Given instruction ::
Write out each line from the data below that includes the word "snacks".

Extracted data entries:
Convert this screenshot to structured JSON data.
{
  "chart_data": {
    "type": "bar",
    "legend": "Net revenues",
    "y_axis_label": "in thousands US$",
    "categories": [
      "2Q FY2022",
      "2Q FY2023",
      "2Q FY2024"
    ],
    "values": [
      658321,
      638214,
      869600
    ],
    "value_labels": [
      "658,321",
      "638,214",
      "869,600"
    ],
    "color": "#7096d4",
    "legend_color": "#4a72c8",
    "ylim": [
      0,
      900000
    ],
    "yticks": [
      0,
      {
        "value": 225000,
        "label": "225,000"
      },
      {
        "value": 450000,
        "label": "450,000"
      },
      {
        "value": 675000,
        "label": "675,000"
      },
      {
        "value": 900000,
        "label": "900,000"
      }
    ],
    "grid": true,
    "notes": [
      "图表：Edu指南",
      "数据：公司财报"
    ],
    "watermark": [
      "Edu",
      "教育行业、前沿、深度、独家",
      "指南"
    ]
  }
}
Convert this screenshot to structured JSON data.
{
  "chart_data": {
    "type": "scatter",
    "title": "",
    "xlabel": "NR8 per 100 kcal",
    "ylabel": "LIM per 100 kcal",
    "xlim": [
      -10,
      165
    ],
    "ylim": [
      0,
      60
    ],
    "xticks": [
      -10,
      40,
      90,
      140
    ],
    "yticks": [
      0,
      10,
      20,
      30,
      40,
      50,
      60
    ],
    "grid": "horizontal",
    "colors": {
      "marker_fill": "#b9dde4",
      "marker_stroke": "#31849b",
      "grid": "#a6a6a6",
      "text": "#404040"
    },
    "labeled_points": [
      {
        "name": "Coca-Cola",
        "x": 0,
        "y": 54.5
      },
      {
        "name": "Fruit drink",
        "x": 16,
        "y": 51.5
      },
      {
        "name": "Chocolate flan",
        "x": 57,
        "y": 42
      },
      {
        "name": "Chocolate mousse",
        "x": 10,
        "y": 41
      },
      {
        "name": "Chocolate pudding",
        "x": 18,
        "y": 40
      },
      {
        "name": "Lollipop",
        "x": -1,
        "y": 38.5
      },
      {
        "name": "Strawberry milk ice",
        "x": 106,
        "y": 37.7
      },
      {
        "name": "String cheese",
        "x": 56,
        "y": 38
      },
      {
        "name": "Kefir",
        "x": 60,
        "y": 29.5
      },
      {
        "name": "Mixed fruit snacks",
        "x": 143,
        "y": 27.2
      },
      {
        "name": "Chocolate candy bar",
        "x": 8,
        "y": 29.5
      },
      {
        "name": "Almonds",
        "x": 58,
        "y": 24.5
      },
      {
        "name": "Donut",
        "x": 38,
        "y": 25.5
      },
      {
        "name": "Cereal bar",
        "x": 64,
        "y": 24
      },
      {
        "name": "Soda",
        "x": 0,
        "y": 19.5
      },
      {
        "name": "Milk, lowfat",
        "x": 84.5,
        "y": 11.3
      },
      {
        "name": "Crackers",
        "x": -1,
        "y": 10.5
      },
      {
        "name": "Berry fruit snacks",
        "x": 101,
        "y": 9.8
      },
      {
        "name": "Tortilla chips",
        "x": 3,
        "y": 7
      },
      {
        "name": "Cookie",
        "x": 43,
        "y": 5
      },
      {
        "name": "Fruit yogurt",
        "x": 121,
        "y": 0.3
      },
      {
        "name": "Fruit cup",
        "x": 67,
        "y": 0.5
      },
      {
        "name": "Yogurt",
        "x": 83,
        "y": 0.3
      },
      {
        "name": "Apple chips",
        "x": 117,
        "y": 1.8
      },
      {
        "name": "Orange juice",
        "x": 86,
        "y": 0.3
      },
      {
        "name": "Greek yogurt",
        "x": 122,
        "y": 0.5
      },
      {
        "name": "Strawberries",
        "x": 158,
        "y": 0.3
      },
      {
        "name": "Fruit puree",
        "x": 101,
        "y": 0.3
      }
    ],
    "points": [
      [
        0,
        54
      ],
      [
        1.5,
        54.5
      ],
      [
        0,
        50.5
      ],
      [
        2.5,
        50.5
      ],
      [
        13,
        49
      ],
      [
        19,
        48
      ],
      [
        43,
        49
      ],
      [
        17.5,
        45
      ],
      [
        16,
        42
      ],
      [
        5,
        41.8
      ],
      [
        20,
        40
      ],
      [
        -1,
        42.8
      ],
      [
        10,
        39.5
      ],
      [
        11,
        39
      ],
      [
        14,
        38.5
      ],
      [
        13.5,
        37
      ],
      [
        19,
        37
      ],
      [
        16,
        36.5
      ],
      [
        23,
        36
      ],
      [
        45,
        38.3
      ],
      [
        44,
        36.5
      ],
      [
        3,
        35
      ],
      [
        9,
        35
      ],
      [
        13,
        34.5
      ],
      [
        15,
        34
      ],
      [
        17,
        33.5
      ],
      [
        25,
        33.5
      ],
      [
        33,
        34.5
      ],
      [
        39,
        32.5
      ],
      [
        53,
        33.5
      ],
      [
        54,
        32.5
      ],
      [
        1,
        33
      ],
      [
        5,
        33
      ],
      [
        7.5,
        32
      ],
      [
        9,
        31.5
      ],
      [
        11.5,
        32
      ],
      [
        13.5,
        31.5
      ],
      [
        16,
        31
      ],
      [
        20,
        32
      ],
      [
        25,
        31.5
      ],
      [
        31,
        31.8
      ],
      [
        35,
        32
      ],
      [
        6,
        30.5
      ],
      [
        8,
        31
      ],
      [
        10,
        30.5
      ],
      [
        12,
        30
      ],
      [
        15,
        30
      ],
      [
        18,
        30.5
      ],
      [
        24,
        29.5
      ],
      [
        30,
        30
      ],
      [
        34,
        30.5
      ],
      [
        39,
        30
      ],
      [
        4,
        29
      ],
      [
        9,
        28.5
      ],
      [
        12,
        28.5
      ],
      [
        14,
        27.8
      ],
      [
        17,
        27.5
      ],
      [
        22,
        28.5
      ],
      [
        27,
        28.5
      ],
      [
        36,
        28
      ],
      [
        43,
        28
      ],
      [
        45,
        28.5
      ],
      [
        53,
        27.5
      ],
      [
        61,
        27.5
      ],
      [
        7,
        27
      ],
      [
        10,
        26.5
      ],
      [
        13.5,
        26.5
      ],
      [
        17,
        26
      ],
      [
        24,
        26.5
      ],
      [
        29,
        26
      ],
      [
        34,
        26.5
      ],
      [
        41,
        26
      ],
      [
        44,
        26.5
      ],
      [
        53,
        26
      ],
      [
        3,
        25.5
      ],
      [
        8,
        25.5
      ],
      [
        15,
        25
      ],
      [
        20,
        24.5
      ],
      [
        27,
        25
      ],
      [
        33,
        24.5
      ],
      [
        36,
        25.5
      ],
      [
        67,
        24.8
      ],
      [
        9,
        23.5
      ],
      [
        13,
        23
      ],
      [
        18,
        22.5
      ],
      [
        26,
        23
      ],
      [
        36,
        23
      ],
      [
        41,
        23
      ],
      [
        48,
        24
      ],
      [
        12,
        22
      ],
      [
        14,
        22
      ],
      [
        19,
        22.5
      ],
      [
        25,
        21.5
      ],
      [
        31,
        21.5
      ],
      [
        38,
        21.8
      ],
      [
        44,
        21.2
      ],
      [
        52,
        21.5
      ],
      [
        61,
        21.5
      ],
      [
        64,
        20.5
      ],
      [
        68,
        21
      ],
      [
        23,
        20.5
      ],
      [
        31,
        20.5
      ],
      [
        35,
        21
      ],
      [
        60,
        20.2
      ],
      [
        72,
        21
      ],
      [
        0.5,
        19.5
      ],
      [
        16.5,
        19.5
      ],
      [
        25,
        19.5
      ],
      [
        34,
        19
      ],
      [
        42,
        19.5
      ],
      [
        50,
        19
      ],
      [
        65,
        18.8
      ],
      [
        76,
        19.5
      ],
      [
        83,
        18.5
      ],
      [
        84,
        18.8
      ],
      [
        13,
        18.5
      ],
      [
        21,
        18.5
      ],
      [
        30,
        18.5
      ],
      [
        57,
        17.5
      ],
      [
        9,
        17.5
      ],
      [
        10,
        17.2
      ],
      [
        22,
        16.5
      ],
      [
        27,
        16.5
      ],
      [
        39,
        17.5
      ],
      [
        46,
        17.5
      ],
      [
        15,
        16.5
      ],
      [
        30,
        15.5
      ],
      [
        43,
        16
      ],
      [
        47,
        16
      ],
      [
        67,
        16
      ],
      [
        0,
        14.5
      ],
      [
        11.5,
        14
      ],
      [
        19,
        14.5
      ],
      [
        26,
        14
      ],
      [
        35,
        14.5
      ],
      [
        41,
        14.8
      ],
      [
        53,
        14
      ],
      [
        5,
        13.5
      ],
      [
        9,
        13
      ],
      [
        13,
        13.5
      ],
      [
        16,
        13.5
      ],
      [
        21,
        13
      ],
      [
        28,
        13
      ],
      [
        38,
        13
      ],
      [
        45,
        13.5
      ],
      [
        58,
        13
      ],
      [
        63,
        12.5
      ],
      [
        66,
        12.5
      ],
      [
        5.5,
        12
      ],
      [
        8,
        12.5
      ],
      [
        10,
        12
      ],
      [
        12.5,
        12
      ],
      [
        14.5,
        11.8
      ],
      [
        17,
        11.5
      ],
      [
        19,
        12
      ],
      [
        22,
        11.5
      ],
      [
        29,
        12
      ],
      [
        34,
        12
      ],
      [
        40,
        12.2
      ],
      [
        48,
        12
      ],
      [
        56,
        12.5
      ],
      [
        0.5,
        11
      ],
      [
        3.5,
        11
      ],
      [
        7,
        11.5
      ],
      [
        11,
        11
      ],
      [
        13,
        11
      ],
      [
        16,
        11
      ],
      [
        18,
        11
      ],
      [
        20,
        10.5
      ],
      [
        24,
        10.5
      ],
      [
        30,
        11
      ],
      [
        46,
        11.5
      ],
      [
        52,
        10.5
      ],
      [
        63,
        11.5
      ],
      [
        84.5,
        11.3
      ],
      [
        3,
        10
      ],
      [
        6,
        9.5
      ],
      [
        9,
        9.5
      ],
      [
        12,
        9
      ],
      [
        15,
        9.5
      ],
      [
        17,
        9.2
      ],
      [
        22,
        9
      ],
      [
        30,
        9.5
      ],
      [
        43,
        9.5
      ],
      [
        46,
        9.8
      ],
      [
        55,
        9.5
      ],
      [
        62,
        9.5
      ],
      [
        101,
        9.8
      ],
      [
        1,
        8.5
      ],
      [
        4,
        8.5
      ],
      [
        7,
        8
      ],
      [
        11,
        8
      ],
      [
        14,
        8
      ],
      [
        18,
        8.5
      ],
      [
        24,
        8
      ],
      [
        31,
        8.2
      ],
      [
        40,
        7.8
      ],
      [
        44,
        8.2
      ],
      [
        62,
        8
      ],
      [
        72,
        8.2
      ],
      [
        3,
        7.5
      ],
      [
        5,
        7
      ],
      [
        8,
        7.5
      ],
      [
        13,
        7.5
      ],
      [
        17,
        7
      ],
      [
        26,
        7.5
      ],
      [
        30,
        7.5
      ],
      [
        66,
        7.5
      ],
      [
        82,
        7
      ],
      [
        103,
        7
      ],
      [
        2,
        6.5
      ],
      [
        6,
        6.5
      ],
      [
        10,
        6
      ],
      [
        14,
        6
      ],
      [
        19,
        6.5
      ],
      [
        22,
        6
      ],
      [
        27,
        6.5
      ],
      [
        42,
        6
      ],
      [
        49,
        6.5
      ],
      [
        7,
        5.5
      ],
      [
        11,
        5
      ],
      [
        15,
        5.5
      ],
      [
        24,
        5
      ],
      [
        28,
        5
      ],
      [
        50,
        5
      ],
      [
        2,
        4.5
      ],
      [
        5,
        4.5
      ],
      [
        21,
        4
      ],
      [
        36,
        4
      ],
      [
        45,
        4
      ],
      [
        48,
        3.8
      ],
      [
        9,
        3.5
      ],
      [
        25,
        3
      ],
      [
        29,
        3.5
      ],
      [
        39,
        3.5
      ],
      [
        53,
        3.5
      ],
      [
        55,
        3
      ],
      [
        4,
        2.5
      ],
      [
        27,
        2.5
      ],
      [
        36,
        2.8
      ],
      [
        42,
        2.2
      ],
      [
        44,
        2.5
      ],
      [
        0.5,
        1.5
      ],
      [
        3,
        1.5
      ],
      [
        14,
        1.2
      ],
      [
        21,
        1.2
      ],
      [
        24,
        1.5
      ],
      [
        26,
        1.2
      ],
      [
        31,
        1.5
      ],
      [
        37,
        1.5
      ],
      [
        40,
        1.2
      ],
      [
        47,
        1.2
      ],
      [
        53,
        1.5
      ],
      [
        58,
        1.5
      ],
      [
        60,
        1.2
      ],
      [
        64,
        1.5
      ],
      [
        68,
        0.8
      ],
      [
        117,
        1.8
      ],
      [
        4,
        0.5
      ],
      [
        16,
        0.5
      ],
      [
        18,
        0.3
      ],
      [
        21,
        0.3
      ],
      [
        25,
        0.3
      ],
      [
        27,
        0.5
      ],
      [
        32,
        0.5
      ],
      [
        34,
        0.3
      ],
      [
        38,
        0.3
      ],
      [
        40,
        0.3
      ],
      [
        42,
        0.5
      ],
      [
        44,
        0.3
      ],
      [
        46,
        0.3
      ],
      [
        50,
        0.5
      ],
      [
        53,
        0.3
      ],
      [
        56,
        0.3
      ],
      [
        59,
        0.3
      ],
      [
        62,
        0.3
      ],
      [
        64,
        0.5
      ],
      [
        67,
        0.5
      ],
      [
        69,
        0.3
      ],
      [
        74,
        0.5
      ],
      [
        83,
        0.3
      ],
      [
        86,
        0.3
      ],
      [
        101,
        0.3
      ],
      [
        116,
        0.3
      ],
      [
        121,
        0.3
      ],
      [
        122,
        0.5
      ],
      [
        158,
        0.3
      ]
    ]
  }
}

Problem solution ::
        "name": "Mixed fruit snacks",
        "name": "Berry fruit snacks",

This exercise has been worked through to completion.